Select all lines in the records that include "Australia".

Stored rows:
##########

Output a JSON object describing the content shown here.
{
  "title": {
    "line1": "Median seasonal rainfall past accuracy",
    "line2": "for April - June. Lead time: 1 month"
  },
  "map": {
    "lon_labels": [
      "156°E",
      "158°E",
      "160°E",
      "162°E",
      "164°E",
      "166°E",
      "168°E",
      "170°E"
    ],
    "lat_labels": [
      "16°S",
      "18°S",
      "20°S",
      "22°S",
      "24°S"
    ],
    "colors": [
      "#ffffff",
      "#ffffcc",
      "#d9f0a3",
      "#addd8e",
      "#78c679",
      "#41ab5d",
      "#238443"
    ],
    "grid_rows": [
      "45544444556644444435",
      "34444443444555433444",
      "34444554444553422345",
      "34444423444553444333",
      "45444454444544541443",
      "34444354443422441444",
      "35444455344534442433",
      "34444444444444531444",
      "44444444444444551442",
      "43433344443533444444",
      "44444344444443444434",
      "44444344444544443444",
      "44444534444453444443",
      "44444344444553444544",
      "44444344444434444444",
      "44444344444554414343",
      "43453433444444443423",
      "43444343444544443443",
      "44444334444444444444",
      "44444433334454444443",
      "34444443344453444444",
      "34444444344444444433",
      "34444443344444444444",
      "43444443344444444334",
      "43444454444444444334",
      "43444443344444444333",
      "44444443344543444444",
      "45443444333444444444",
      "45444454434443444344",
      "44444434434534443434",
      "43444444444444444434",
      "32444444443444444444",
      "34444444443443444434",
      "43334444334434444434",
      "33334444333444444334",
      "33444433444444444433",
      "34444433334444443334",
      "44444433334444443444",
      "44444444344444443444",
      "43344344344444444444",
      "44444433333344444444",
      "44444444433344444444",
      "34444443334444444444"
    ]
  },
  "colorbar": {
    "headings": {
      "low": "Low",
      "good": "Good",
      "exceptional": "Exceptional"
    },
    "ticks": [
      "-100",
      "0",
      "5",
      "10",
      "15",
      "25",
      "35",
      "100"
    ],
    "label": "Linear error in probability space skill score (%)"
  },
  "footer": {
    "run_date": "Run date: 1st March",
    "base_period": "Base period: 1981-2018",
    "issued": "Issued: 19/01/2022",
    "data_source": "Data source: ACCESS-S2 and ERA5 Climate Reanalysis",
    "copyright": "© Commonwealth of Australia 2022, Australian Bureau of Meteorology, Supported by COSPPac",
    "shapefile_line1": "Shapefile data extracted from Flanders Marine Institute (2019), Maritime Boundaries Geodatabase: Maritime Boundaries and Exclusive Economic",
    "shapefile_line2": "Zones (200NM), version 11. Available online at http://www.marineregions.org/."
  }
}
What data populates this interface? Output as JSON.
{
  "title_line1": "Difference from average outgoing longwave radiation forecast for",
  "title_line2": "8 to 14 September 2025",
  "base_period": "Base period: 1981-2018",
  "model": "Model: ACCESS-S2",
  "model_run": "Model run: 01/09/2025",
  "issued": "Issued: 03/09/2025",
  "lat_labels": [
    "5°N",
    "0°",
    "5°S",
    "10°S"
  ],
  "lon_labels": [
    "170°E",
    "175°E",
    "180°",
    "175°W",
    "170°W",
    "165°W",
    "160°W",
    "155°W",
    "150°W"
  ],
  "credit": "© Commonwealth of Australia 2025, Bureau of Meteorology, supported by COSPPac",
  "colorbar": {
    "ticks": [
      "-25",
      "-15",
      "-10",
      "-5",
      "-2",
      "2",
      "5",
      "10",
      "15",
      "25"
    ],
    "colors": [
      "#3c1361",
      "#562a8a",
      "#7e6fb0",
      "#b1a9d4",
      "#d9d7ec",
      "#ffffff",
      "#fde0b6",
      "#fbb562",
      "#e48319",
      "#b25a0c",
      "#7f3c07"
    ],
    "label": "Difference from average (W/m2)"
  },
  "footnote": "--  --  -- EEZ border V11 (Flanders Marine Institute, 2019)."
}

##########

Solution below:
    "copyright": "© Commonwealth of Australia 2022, Australian Bureau of Meteorology, Supported by COSPPac",
  "credit": "© Commonwealth of Australia 2025, Bureau of Meteorology, supported by COSPPac",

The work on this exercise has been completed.